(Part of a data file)
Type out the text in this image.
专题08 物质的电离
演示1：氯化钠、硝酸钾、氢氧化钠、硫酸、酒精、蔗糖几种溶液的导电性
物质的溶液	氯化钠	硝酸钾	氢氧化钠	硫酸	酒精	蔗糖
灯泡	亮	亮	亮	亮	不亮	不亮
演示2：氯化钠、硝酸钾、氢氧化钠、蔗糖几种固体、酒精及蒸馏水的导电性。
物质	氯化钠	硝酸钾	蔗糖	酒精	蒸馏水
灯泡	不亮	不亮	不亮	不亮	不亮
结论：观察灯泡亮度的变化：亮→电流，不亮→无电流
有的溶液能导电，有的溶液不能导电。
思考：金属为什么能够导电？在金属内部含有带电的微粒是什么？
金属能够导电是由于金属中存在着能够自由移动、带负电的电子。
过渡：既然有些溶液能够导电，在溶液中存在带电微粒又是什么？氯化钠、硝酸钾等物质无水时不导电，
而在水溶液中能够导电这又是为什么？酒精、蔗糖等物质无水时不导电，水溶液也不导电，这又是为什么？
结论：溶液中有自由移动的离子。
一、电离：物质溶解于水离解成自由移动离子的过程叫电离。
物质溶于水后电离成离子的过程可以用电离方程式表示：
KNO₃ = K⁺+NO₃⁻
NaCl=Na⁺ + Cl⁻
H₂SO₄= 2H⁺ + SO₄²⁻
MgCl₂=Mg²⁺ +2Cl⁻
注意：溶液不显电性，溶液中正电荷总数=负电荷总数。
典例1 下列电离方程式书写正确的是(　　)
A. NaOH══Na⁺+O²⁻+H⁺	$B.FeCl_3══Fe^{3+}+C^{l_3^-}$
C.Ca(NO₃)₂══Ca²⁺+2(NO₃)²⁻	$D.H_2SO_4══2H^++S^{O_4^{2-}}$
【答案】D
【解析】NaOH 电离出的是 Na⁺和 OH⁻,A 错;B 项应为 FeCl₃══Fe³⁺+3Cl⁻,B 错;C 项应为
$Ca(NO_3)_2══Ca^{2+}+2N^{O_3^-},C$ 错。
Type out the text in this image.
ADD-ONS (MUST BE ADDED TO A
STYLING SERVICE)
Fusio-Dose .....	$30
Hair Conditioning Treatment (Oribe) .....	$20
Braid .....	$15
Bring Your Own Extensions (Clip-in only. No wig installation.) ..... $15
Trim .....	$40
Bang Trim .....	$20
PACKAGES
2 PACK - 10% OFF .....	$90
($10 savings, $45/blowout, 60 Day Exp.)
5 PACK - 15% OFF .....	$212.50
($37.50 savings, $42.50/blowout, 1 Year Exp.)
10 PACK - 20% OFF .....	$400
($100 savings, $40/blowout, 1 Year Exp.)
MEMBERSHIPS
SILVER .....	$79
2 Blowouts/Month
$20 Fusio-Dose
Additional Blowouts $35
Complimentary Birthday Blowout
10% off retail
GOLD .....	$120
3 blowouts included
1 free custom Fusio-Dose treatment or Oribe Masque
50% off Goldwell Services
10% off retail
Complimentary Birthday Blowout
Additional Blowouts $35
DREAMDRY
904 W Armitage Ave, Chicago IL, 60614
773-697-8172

--

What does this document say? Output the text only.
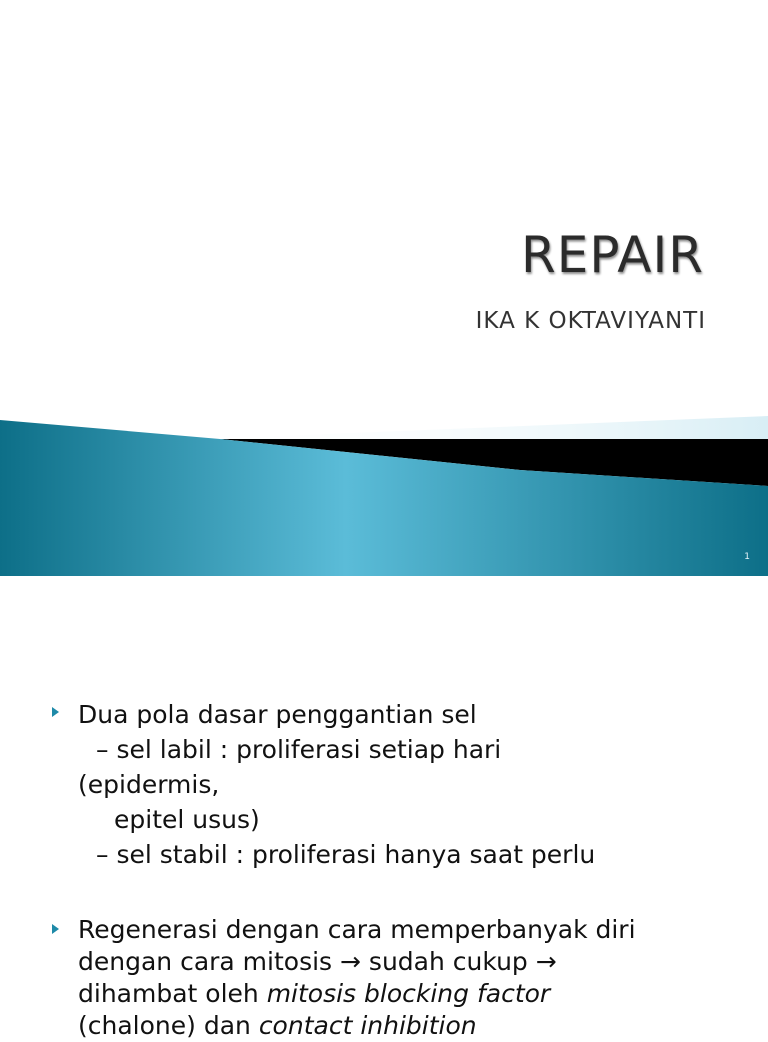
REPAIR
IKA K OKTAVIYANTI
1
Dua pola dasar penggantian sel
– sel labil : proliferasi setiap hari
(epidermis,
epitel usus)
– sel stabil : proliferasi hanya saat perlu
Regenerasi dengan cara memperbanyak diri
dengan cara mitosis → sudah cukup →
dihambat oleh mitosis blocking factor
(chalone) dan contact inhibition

--

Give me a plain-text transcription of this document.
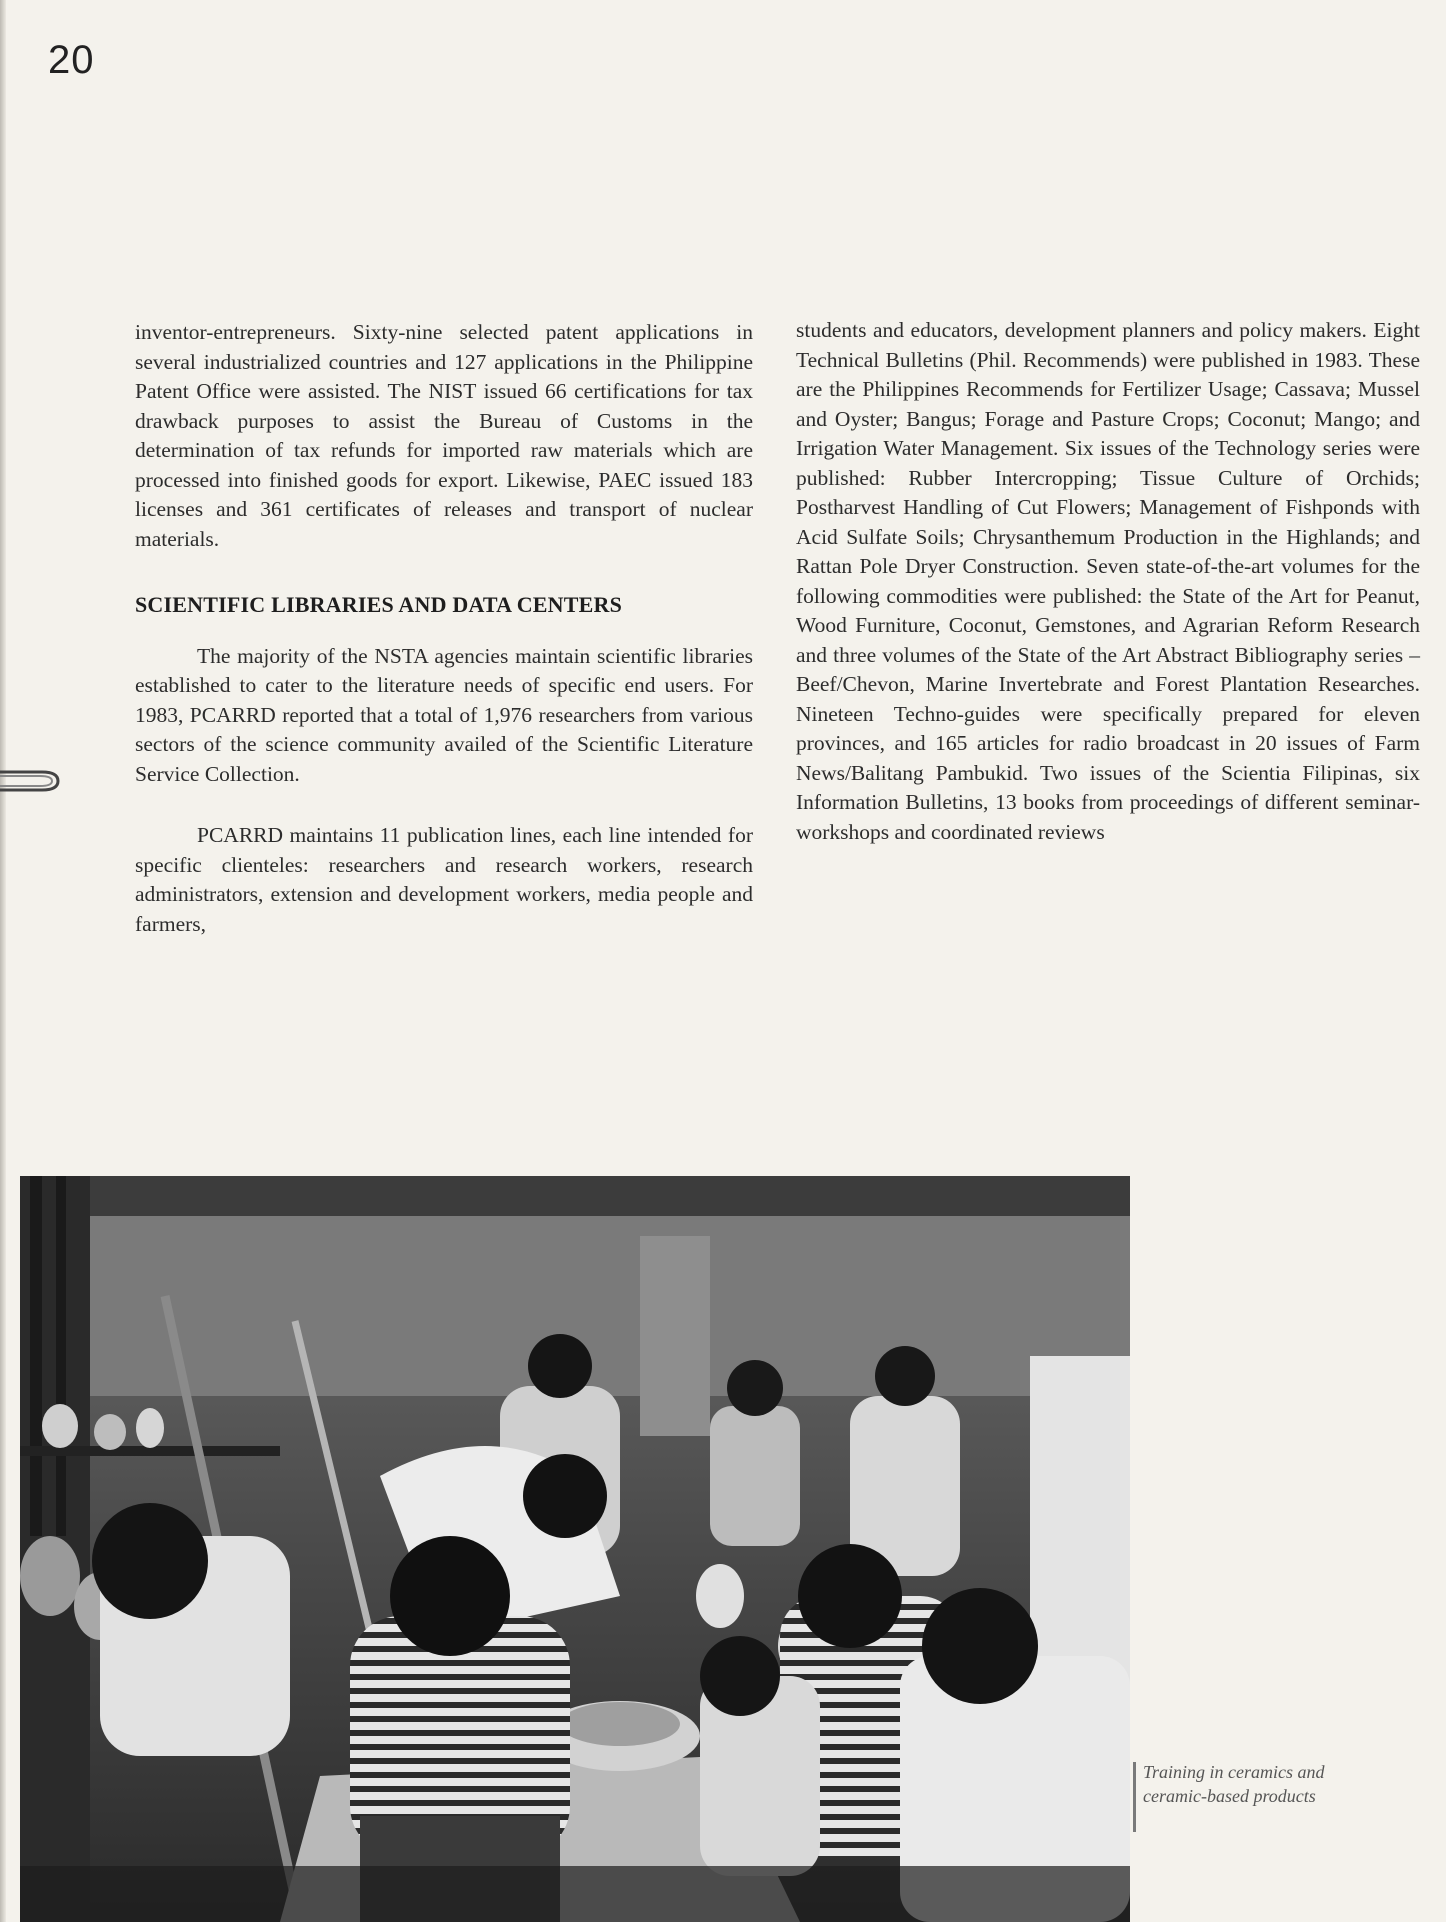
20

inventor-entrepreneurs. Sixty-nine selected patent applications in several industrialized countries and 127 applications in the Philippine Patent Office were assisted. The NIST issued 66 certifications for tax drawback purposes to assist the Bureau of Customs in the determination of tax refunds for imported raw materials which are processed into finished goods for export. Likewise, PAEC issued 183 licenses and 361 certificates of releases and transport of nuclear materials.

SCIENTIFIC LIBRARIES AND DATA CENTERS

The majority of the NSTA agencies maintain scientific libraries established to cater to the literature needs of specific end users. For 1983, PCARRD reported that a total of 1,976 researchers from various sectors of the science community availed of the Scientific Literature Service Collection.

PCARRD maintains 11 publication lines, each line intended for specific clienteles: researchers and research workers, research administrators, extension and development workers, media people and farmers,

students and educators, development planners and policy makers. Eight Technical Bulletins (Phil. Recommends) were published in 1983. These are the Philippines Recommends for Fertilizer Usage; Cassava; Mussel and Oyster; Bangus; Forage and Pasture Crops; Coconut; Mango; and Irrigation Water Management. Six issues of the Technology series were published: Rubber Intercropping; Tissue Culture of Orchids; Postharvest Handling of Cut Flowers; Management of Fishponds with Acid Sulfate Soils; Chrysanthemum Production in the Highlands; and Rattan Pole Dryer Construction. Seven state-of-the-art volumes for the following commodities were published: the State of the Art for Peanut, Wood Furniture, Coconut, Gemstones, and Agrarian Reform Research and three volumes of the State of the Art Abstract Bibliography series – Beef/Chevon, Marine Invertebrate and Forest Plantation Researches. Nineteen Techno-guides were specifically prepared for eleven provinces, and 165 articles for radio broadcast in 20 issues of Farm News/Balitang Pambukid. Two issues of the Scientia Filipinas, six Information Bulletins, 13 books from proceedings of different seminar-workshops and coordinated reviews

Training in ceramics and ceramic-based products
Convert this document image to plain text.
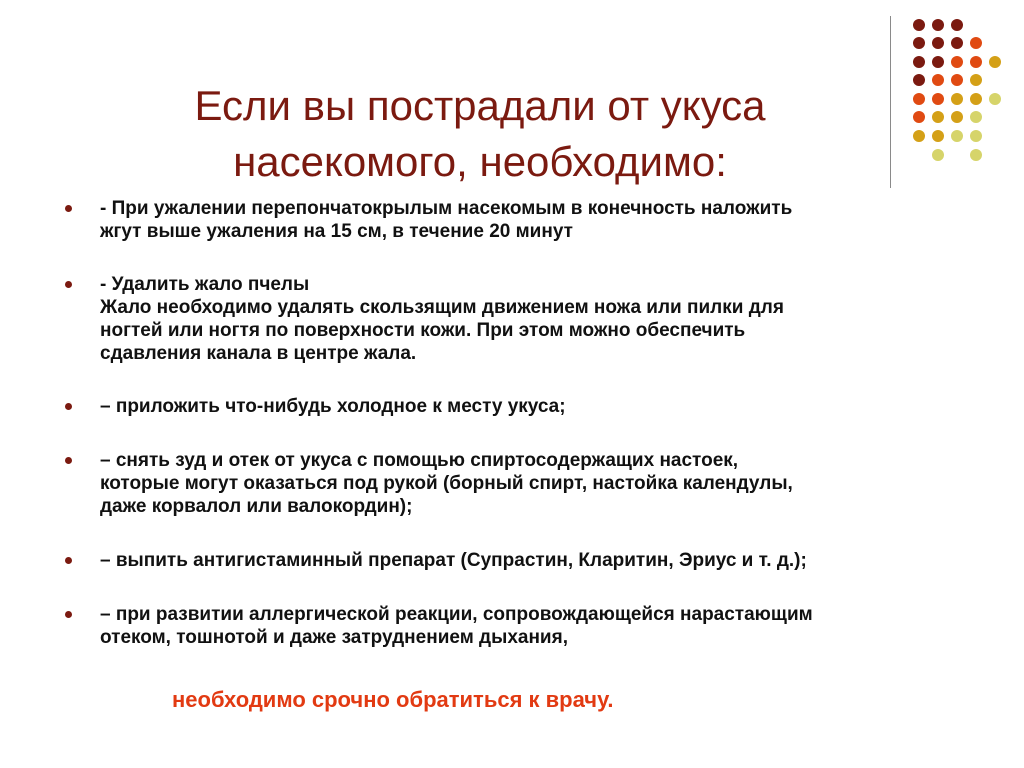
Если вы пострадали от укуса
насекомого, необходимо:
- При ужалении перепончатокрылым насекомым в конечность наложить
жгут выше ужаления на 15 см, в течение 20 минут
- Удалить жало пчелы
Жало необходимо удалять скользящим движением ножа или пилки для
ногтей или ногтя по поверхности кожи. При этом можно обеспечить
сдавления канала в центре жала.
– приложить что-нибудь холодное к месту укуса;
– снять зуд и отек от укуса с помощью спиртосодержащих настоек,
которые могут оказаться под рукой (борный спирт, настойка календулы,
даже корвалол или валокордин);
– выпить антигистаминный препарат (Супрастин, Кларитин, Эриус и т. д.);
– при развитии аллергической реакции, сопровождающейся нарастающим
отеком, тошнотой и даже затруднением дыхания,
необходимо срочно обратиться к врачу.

→ Exercise description
Go through the material above and copy each line that has the word "proliferasi".

→ Answer for the task
– sel labil : proliferasi setiap hari
– sel stabil : proliferasi hanya saat perlu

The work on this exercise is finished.